Stored entries:
=-=-=-=-=
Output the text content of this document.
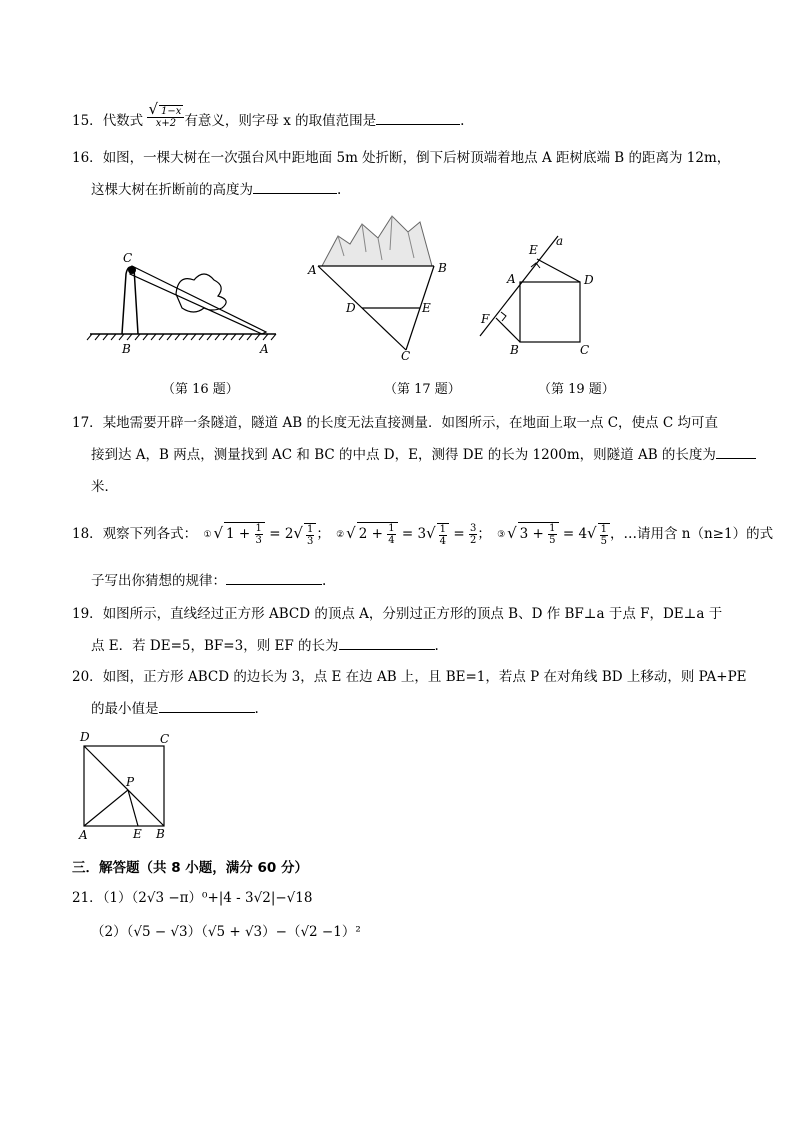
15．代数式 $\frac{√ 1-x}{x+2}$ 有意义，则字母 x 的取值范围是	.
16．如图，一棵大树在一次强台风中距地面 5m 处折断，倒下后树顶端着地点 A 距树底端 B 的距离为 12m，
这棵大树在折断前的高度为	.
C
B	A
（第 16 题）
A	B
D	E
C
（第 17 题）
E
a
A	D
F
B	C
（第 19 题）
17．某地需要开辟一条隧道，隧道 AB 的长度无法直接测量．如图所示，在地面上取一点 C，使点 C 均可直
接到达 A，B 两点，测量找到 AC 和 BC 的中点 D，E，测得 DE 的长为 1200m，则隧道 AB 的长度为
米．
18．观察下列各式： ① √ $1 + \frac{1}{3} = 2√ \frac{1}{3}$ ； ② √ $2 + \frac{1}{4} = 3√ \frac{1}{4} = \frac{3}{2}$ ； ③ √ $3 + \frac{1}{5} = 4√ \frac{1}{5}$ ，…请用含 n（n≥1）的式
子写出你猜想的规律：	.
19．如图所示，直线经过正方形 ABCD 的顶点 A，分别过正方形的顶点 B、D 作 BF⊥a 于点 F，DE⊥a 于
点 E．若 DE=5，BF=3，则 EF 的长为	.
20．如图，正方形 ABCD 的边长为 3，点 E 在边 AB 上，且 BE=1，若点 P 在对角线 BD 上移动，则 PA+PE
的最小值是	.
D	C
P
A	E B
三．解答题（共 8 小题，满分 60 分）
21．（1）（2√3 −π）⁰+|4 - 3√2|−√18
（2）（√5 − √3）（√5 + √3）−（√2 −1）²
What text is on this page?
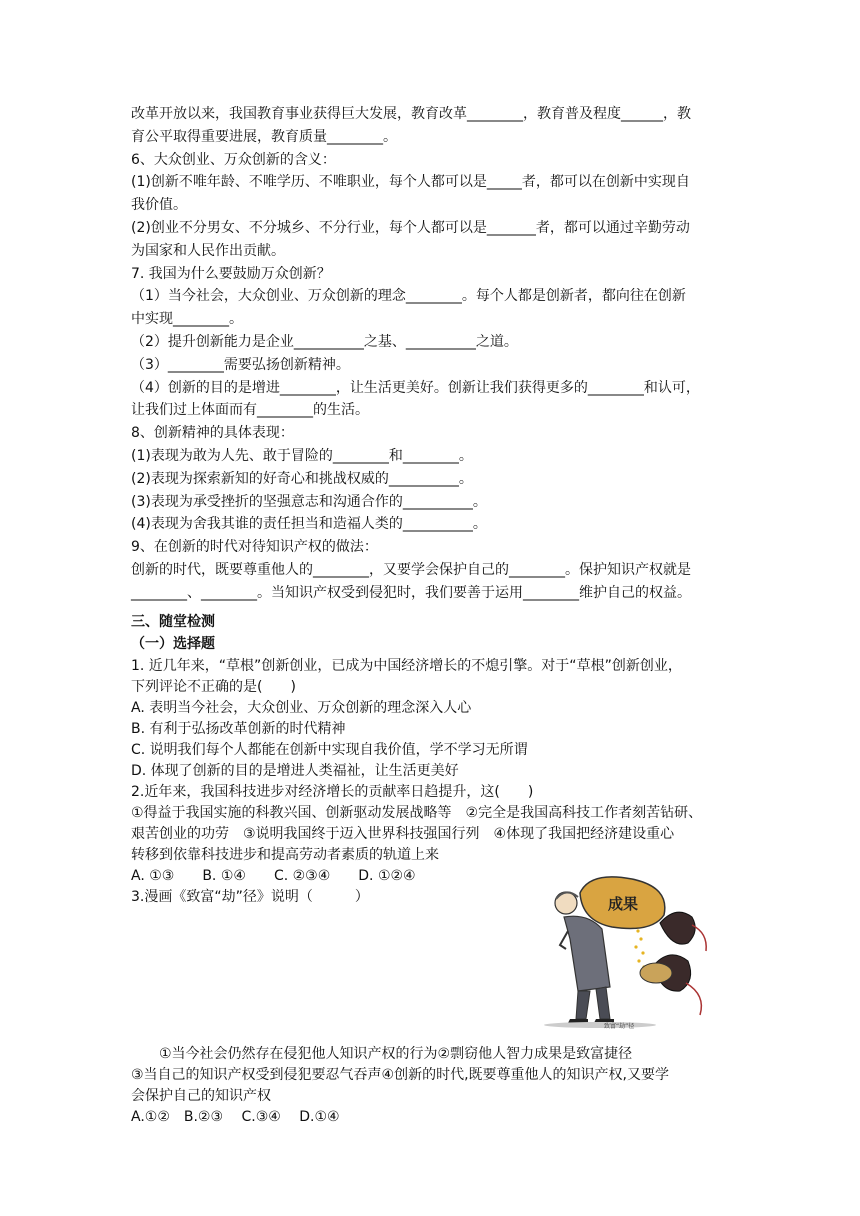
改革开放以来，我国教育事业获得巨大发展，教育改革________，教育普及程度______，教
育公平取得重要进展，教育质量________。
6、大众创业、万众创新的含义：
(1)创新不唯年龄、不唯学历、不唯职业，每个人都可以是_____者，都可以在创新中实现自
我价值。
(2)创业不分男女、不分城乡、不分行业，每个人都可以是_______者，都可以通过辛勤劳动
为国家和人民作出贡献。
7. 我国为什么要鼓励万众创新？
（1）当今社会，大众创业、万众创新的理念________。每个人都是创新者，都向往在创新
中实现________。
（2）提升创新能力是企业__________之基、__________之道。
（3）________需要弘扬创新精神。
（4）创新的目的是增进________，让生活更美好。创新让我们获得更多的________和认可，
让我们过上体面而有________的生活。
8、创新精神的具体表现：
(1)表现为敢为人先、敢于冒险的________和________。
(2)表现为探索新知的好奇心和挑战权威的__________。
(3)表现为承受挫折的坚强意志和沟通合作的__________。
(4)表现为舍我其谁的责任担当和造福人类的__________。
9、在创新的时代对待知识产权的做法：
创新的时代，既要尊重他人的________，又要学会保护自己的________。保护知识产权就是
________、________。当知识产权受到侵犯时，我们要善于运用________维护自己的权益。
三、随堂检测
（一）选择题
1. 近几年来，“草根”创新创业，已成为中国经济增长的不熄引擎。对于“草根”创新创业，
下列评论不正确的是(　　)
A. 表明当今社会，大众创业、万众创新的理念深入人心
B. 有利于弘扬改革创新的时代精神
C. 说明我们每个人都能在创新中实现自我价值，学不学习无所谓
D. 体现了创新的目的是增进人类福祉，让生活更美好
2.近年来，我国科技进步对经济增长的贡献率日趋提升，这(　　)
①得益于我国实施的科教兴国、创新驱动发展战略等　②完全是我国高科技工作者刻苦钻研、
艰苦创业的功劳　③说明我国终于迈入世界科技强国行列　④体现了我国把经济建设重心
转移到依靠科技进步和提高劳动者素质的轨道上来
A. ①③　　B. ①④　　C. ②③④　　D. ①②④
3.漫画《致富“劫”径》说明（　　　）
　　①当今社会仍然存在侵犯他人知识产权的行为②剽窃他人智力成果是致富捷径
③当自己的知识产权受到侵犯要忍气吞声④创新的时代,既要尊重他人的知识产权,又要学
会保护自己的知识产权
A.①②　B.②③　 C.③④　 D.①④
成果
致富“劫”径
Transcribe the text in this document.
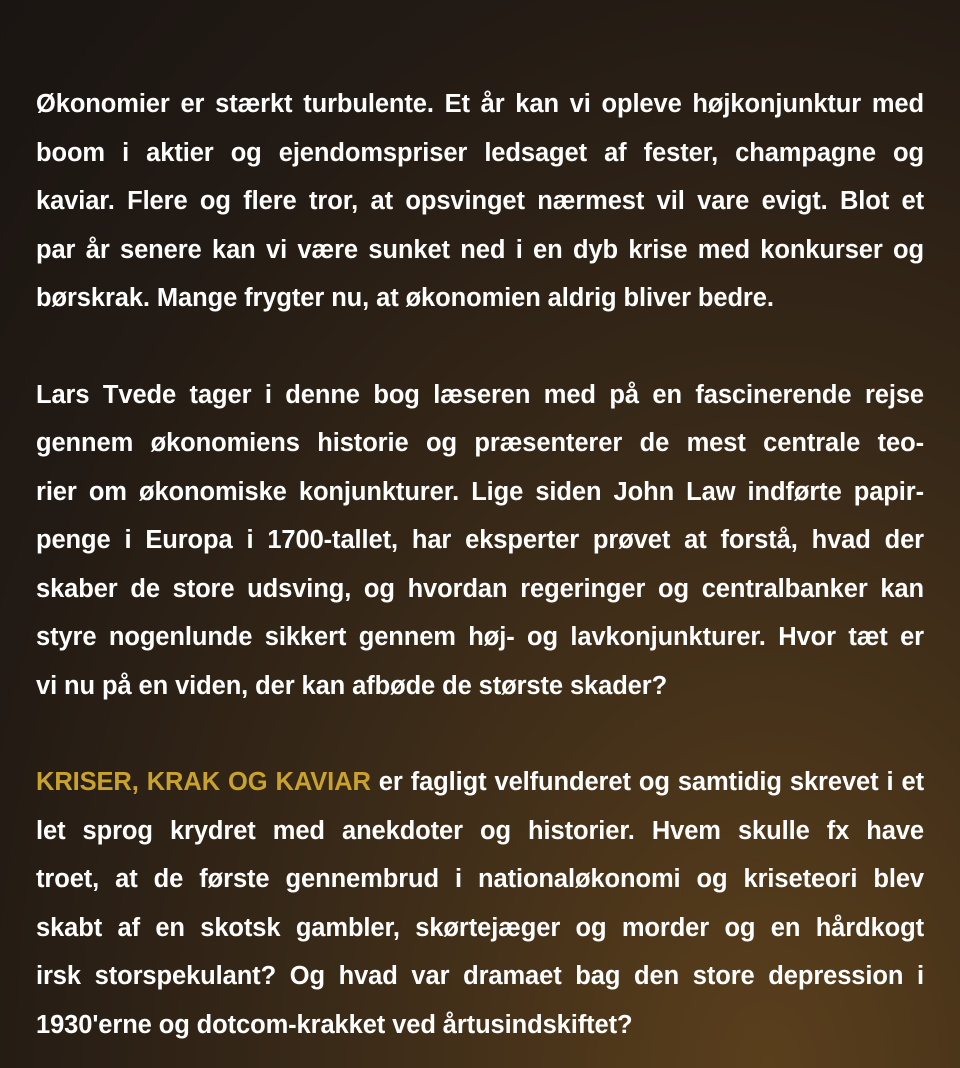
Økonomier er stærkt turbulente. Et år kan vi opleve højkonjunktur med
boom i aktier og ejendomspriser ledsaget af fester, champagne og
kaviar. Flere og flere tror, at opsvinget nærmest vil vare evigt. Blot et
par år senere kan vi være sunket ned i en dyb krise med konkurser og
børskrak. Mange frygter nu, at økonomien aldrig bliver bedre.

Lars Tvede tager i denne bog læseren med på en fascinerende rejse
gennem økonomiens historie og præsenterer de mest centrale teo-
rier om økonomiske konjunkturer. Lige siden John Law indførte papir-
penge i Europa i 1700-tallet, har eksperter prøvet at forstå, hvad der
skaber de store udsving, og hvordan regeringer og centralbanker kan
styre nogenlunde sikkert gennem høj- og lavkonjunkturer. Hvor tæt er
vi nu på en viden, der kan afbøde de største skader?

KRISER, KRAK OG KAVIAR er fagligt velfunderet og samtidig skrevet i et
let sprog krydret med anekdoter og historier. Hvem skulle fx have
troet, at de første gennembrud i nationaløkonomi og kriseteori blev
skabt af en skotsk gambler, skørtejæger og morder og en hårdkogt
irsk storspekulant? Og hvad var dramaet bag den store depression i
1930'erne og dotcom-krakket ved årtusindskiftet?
=-=-=-=-=
The answer is a single number: how many lines include the word "大众创业"?

CORRECT RESPONSE: 3